* [TASK INSTRUCTIONS]: Lines holding the string "Ihrer" are the ones to copy from this listing.

* [PROVIDED MATERIAL]:
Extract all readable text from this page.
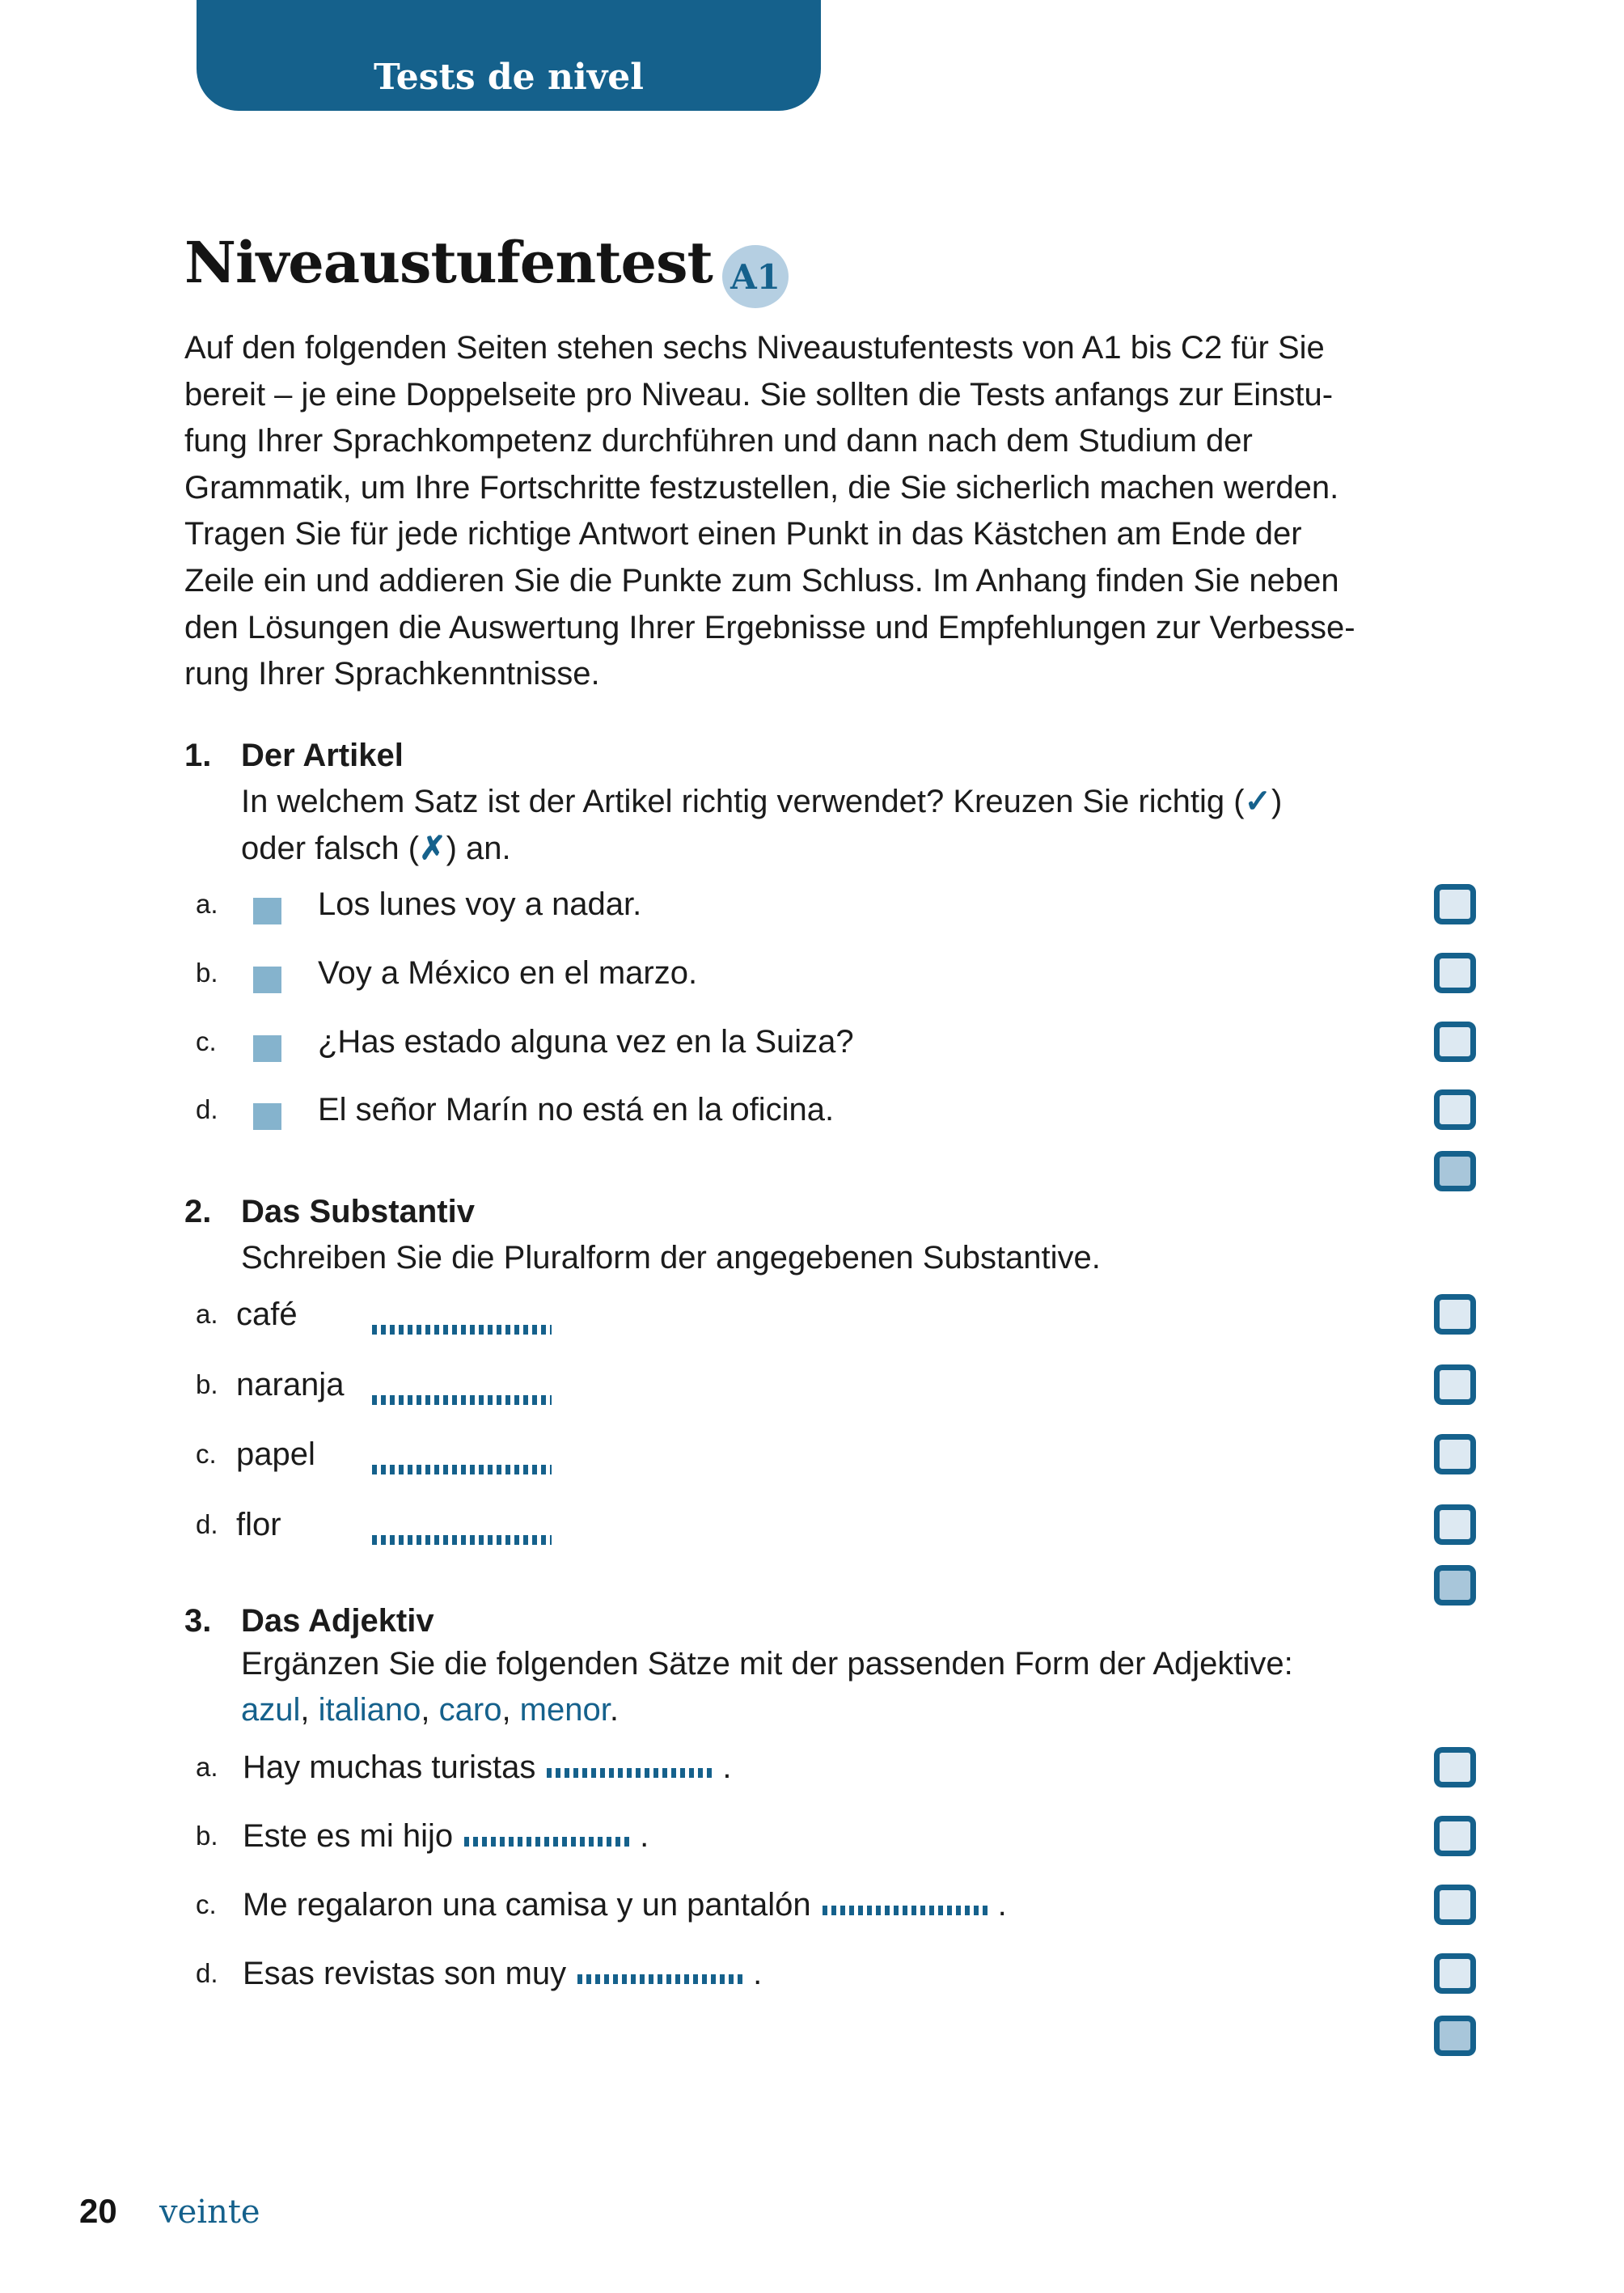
Tests de nivel
Niveaustufentest A1
Auf den folgenden Seiten stehen sechs Niveaustufentests von A1 bis C2 für Sie
bereit – je eine Doppelseite pro Niveau. Sie sollten die Tests anfangs zur Einstu-
fung Ihrer Sprachkompetenz durchführen und dann nach dem Studium der
Grammatik, um Ihre Fortschritte festzustellen, die Sie sicherlich machen werden.
Tragen Sie für jede richtige Antwort einen Punkt in das Kästchen am Ende der
Zeile ein und addieren Sie die Punkte zum Schluss. Im Anhang finden Sie neben
den Lösungen die Auswertung Ihrer Ergebnisse und Empfehlungen zur Verbesse-
rung Ihrer Sprachkenntnisse.
1. Der Artikel
In welchem Satz ist der Artikel richtig verwendet? Kreuzen Sie richtig (✓)
oder falsch (✗) an.
a.	Los lunes voy a nadar.
b.	Voy a México en el marzo.
c.	¿Has estado alguna vez en la Suiza?
d.	El señor Marín no está en la oficina.
2. Das Substantiv
Schreiben Sie die Pluralform der angegebenen Substantive.
a. café
b. naranja
c. papel
d. flor
3. Das Adjektiv
Ergänzen Sie die folgenden Sätze mit der passenden Form der Adjektive:
azul, italiano, caro, menor.
a. Hay muchas turistas	.
b. Este es mi hijo	.
c. Me regalaron una camisa y un pantalón	.
d. Esas revistas son muy	.
20 veinte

* [EXERCISE OUTPUT]:
fung Ihrer Sprachkompetenz durchführen und dann nach dem Studium der
den Lösungen die Auswertung Ihrer Ergebnisse und Empfehlungen zur Verbesse-
rung Ihrer Sprachkenntnisse.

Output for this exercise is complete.